- [WRITTEN TASK]:
Emit a verbatim copy of the lines running from the line with "What data populates" through the end of the material below.

------ DATA LISTING ------

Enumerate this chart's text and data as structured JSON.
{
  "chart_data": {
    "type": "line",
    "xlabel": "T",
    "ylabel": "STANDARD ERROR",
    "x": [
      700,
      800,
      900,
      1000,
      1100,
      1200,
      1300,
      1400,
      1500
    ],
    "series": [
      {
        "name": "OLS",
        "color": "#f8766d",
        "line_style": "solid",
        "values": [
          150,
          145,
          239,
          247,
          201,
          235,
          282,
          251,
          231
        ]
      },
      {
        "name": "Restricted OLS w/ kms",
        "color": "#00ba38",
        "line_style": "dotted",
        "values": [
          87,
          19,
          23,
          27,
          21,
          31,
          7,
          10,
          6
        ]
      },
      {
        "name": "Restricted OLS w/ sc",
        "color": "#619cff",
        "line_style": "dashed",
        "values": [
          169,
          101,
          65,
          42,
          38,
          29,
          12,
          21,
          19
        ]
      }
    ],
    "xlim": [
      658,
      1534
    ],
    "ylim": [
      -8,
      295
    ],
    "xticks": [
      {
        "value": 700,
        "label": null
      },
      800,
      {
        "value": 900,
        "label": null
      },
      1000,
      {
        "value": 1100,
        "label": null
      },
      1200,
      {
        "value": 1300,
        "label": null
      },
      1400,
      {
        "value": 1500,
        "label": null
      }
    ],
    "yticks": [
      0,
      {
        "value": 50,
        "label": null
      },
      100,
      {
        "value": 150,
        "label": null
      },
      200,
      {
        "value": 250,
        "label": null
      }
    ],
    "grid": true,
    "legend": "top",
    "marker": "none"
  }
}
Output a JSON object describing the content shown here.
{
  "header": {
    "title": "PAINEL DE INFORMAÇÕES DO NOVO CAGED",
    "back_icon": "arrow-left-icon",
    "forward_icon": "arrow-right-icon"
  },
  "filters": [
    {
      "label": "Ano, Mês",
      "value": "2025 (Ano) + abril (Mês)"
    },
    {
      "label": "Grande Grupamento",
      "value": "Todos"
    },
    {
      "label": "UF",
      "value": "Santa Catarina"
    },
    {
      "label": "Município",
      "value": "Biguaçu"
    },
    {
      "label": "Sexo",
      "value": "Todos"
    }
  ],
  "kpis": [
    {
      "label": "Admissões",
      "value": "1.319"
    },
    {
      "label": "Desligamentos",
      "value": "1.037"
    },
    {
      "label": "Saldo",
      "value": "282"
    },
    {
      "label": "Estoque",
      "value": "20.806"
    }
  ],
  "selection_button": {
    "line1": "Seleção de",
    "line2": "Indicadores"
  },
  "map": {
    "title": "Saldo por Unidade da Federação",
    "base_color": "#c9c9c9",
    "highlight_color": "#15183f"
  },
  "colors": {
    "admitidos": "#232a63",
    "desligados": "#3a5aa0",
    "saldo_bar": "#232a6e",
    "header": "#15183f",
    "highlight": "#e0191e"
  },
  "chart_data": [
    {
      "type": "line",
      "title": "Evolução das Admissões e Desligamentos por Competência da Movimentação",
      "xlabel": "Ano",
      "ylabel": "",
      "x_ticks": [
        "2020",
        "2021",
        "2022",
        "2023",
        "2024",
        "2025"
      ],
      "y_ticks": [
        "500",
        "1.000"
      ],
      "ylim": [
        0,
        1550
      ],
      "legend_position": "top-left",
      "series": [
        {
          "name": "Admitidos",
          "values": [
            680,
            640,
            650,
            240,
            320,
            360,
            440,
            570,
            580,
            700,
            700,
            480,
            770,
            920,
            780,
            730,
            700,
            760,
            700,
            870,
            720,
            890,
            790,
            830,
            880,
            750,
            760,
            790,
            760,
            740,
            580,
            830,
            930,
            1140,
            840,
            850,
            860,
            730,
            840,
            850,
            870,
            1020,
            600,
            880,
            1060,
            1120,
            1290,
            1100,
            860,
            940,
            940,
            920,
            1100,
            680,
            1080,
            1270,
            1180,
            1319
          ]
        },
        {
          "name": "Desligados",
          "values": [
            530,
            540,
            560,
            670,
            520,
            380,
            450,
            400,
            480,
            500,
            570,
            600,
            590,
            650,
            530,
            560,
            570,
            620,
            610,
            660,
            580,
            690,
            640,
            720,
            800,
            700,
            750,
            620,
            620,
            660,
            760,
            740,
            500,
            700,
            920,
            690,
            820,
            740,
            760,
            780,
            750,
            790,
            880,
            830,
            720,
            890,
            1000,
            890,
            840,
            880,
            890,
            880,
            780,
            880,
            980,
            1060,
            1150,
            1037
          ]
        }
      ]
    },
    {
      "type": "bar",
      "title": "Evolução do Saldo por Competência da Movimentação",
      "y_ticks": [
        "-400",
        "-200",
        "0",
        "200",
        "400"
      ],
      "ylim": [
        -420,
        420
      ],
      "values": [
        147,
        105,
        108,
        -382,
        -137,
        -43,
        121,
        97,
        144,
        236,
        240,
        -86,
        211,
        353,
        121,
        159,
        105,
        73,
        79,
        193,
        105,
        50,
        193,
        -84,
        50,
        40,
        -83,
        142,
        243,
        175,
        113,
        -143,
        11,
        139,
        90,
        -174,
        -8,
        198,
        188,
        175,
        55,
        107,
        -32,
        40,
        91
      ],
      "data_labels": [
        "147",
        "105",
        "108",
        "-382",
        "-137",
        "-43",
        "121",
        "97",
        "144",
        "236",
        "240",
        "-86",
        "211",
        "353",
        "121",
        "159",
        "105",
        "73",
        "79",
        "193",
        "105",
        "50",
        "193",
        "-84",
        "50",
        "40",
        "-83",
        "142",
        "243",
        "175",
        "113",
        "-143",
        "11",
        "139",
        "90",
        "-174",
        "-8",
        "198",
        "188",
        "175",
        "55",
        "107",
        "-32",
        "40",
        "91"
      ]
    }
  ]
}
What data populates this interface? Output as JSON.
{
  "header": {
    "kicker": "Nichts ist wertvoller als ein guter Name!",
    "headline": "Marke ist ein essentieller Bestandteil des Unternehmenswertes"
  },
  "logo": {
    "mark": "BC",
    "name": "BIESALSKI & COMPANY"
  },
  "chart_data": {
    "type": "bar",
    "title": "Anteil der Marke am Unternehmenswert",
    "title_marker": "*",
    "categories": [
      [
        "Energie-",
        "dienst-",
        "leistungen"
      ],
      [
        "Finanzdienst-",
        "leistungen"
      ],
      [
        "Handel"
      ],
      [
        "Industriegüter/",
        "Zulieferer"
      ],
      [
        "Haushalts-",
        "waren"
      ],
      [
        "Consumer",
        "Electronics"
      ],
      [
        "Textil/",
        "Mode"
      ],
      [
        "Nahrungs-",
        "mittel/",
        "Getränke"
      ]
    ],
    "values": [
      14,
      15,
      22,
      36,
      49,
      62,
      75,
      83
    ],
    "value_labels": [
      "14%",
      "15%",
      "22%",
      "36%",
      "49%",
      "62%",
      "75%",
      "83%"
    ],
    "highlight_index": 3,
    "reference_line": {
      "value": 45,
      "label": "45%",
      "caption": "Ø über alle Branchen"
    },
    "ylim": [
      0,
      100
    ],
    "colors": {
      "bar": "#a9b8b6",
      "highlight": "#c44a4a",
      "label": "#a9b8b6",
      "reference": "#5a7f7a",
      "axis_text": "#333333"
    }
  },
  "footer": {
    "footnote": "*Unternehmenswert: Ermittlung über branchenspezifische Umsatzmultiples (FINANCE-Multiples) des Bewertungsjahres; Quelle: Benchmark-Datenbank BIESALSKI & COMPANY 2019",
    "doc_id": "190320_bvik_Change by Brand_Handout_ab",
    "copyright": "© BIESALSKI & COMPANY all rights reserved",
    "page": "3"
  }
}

------

- [REPLY]:
What data populates this interface? Output as JSON.
{
  "header": {
    "kicker": "Nichts ist wertvoller als ein guter Name!",
    "headline": "Marke ist ein essentieller Bestandteil des Unternehmenswertes"
  },
  "logo": {
    "mark": "BC",
    "name": "BIESALSKI & COMPANY"
  },
  "chart_data": {
    "type": "bar",
    "title": "Anteil der Marke am Unternehmenswert",
    "title_marker": "*",
    "categories": [
      [
        "Energie-",
        "dienst-",
        "leistungen"
      ],
      [
        "Finanzdienst-",
        "leistungen"
      ],
      [
        "Handel"
      ],
      [
        "Industriegüter/",
        "Zulieferer"
      ],
      [
        "Haushalts-",
        "waren"
      ],
      [
        "Consumer",
        "Electronics"
      ],
      [
        "Textil/",
        "Mode"
      ],
      [
        "Nahrungs-",
        "mittel/",
        "Getränke"
      ]
    ],
    "values": [
      14,
      15,
      22,
      36,
      49,
      62,
      75,
      83
    ],
    "value_labels": [
      "14%",
      "15%",
      "22%",
      "36%",
      "49%",
      "62%",
      "75%",
      "83%"
    ],
    "highlight_index": 3,
    "reference_line": {
      "value": 45,
      "label": "45%",
      "caption": "Ø über alle Branchen"
    },
    "ylim": [
      0,
      100
    ],
    "colors": {
      "bar": "#a9b8b6",
      "highlight": "#c44a4a",
      "label": "#a9b8b6",
      "reference": "#5a7f7a",
      "axis_text": "#333333"
    }
  },
  "footer": {
    "footnote": "*Unternehmenswert: Ermittlung über branchenspezifische Umsatzmultiples (FINANCE-Multiples) des Bewertungsjahres; Quelle: Benchmark-Datenbank BIESALSKI & COMPANY 2019",
    "doc_id": "190320_bvik_Change by Brand_Handout_ab",
    "copyright": "© BIESALSKI & COMPANY all rights reserved",
    "page": "3"
  }
}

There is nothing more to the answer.